**Instruction:**
Write out the records that appear below, verbatim and complete, but without pictures.

-- Start Supplied records --

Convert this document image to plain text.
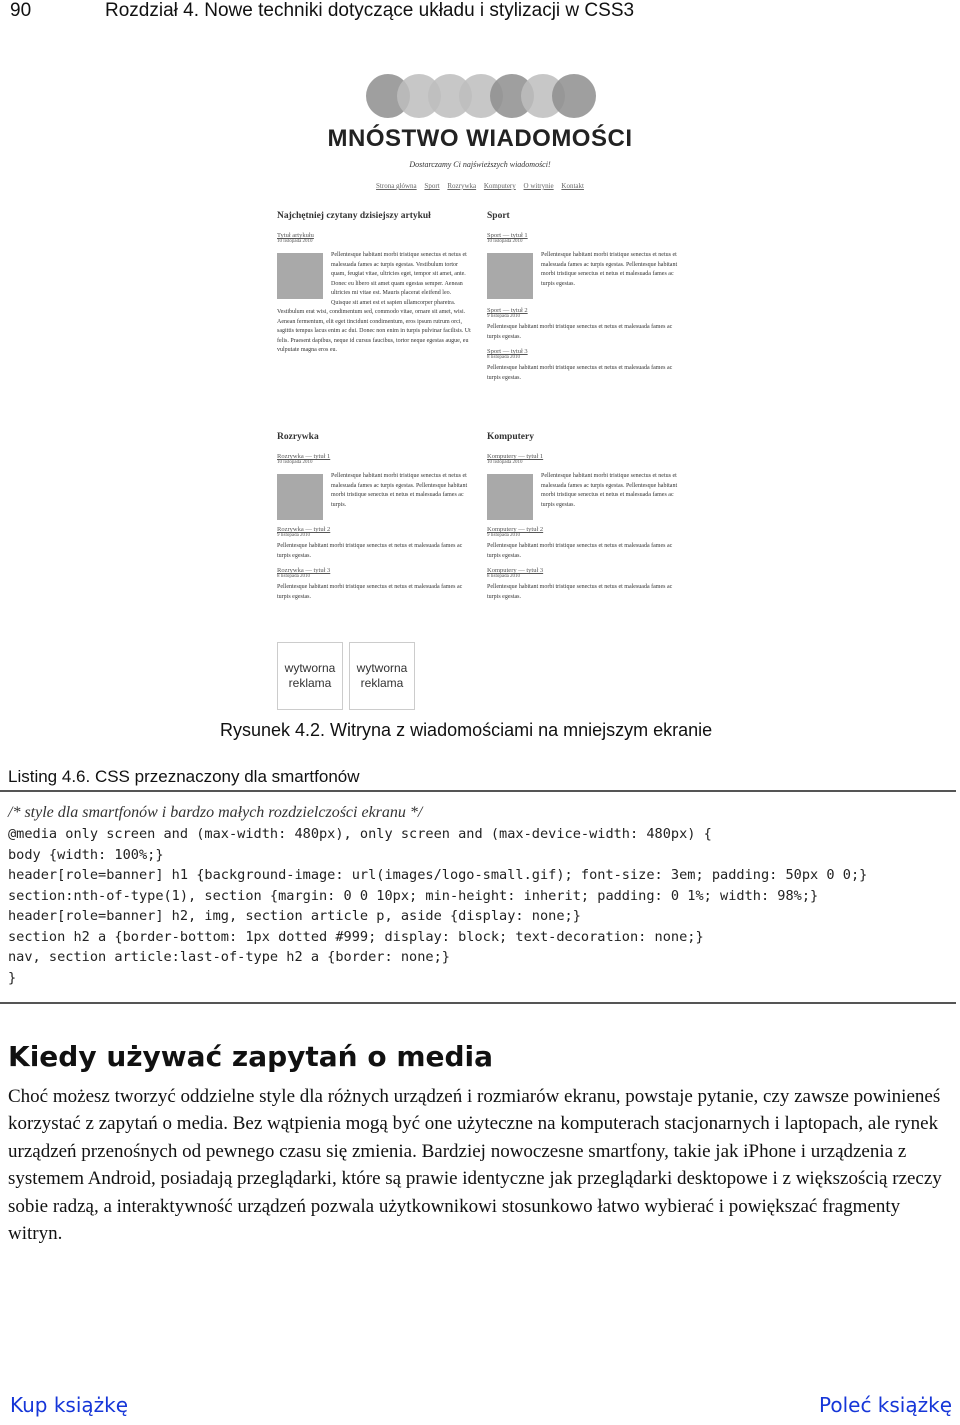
90	Rozdział 4. Nowe techniki dotyczące układu i stylizacji w CSS3
MNÓSTWO WIADOMOŚCI
Dostarczamy Ci najświeższych wiadomości!
Strona główna Sport Rozrywka Komputery O witrynie Kontakt
Najchętniej czytany dzisiejszy artykuł
Tytuł artykułu
10 listopada 2010
Pellentesque habitant morbi tristique senectus et netus et malesuada fames ac turpis egestas. Vestibulum tortor quam, feugiat vitae, ultricies eget, tempor sit amet, ante. Donec eu libero sit amet quam egestas semper. Aenean ultricies mi vitae est. Mauris placerat eleifend leo. Quisque sit amet est et sapien ullamcorper pharetra. Vestibulum erat wisi, condimentum sed, commodo vitae, ornare sit amet, wisi. Aenean fermentum, elit eget tincidunt condimentum, eros ipsum rutrum orci, sagittis tempus lacus enim ac dui. Donec non enim in turpis pulvinar facilisis. Ut felis. Praesent dapibus, neque id cursus faucibus, tortor neque egestas augue, eu vulputate magna eros eu.
Sport
Sport — tytuł 1
10 listopada 2010
Pellentesque habitant morbi tristique senectus et netus et malesuada fames ac turpis egestas. Pellentesque habitant morbi tristique senectus et netus et malesuada fames ac turpis egestas.
Sport — tytuł 2
9 listopada 2010
Pellentesque habitant morbi tristique senectus et netus et malesuada fames ac turpis egestas.
Sport — tytuł 3
8 listopada 2010
Pellentesque habitant morbi tristique senectus et netus et malesuada fames ac turpis egestas.
Rozrywka
Rozrywka — tytuł 1
10 listopada 2010
Pellentesque habitant morbi tristique senectus et netus et malesuada fames ac turpis egestas. Pellentesque habitant morbi tristique senectus et netus et malesuada fames ac turpis.
Rozrywka — tytuł 2
9 listopada 2010
Pellentesque habitant morbi tristique senectus et netus et malesuada fames ac turpis egestas.
Rozrywka — tytuł 3
8 listopada 2010
Pellentesque habitant morbi tristique senectus et netus et malesuada fames ac turpis egestas.
Komputery
Komputery — tytuł 1
10 listopada 2010
Pellentesque habitant morbi tristique senectus et netus et malesuada fames ac turpis egestas. Pellentesque habitant morbi tristique senectus et netus et malesuada fames ac turpis egestas.
Komputery — tytuł 2
9 listopada 2010
Pellentesque habitant morbi tristique senectus et netus et malesuada fames ac turpis egestas.
Komputery — tytuł 3
8 listopada 2010
Pellentesque habitant morbi tristique senectus et netus et malesuada fames ac turpis egestas.
wytworna reklama
wytworna reklama
Rysunek 4.2. Witryna z wiadomościami na mniejszym ekranie
Listing 4.6. CSS przeznaczony dla smartfonów
/* style dla smartfonów i bardzo małych rozdzielczości ekranu */
@media only screen and (max-width: 480px), only screen and (max-device-width: 480px) {
body {width: 100%;}
header[role=banner] h1 {background-image: url(images/logo-small.gif); font-size: 3em; padding: 50px 0 0;}
section:nth-of-type(1), section {margin: 0 0 10px; min-height: inherit; padding: 0 1%; width: 98%;}
header[role=banner] h2, img, section article p, aside {display: none;}
section h2 a {border-bottom: 1px dotted #999; display: block; text-decoration: none;}
nav, section article:last-of-type h2 a {border: none;}
}
Kiedy używać zapytań o media
Choć możesz tworzyć oddzielne style dla różnych urządzeń i rozmiarów ekranu, powstaje pytanie, czy zawsze powinieneś korzystać z zapytań o media. Bez wątpienia mogą być one użyteczne na komputerach stacjonarnych i laptopach, ale rynek urządzeń przenośnych od pewnego czasu się zmienia. Bardziej nowoczesne smartfony, takie jak iPhone i urządzenia z systemem Android, posiadają przeglądarki, które są prawie identyczne jak przeglądarki desktopowe i z większością rzeczy sobie radzą, a interaktywność urządzeń pozwala użytkownikowi stosunkowo łatwo wybierać i powiększać fragmenty witryn.
Kup książkę	Poleć książkę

-- End Supplied records --

**Task response:**
Convert this document image to plain text.
90	Rozdział 4. Nowe techniki dotyczące układu i stylizacji w CSS3
MNÓSTWO WIADOMOŚCI
Dostarczamy Ci najświeższych wiadomości!
Strona główna Sport Rozrywka Komputery O witrynie Kontakt
Najchętniej czytany dzisiejszy artykuł
Tytuł artykułu
10 listopada 2010
Pellentesque habitant morbi tristique senectus et netus et malesuada fames ac turpis egestas. Vestibulum tortor quam, feugiat vitae, ultricies eget, tempor sit amet, ante. Donec eu libero sit amet quam egestas semper. Aenean ultricies mi vitae est. Mauris placerat eleifend leo. Quisque sit amet est et sapien ullamcorper pharetra. Vestibulum erat wisi, condimentum sed, commodo vitae, ornare sit amet, wisi. Aenean fermentum, elit eget tincidunt condimentum, eros ipsum rutrum orci, sagittis tempus lacus enim ac dui. Donec non enim in turpis pulvinar facilisis. Ut felis. Praesent dapibus, neque id cursus faucibus, tortor neque egestas augue, eu vulputate magna eros eu.
Sport
Sport — tytuł 1
10 listopada 2010
Pellentesque habitant morbi tristique senectus et netus et malesuada fames ac turpis egestas. Pellentesque habitant morbi tristique senectus et netus et malesuada fames ac turpis egestas.
Sport — tytuł 2
9 listopada 2010
Pellentesque habitant morbi tristique senectus et netus et malesuada fames ac turpis egestas.
Sport — tytuł 3
8 listopada 2010
Pellentesque habitant morbi tristique senectus et netus et malesuada fames ac turpis egestas.
Rozrywka
Rozrywka — tytuł 1
10 listopada 2010
Pellentesque habitant morbi tristique senectus et netus et malesuada fames ac turpis egestas. Pellentesque habitant morbi tristique senectus et netus et malesuada fames ac turpis.
Rozrywka — tytuł 2
9 listopada 2010
Pellentesque habitant morbi tristique senectus et netus et malesuada fames ac turpis egestas.
Rozrywka — tytuł 3
8 listopada 2010
Pellentesque habitant morbi tristique senectus et netus et malesuada fames ac turpis egestas.
Komputery
Komputery — tytuł 1
10 listopada 2010
Pellentesque habitant morbi tristique senectus et netus et malesuada fames ac turpis egestas. Pellentesque habitant morbi tristique senectus et netus et malesuada fames ac turpis egestas.
Komputery — tytuł 2
9 listopada 2010
Pellentesque habitant morbi tristique senectus et netus et malesuada fames ac turpis egestas.
Komputery — tytuł 3
8 listopada 2010
Pellentesque habitant morbi tristique senectus et netus et malesuada fames ac turpis egestas.
wytworna reklama
wytworna reklama
Rysunek 4.2. Witryna z wiadomościami na mniejszym ekranie
Listing 4.6. CSS przeznaczony dla smartfonów
/* style dla smartfonów i bardzo małych rozdzielczości ekranu */
@media only screen and (max-width: 480px), only screen and (max-device-width: 480px) {
body {width: 100%;}
header[role=banner] h1 {background-image: url(images/logo-small.gif); font-size: 3em; padding: 50px 0 0;}
section:nth-of-type(1), section {margin: 0 0 10px; min-height: inherit; padding: 0 1%; width: 98%;}
header[role=banner] h2, img, section article p, aside {display: none;}
section h2 a {border-bottom: 1px dotted #999; display: block; text-decoration: none;}
nav, section article:last-of-type h2 a {border: none;}
}
Kiedy używać zapytań o media
Choć możesz tworzyć oddzielne style dla różnych urządzeń i rozmiarów ekranu, powstaje pytanie, czy zawsze powinieneś korzystać z zapytań o media. Bez wątpienia mogą być one użyteczne na komputerach stacjonarnych i laptopach, ale rynek urządzeń przenośnych od pewnego czasu się zmienia. Bardziej nowoczesne smartfony, takie jak iPhone i urządzenia z systemem Android, posiadają przeglądarki, które są prawie identyczne jak przeglądarki desktopowe i z większością rzeczy sobie radzą, a interaktywność urządzeń pozwala użytkownikowi stosunkowo łatwo wybierać i powiększać fragmenty witryn.
Kup książkę	Poleć książkę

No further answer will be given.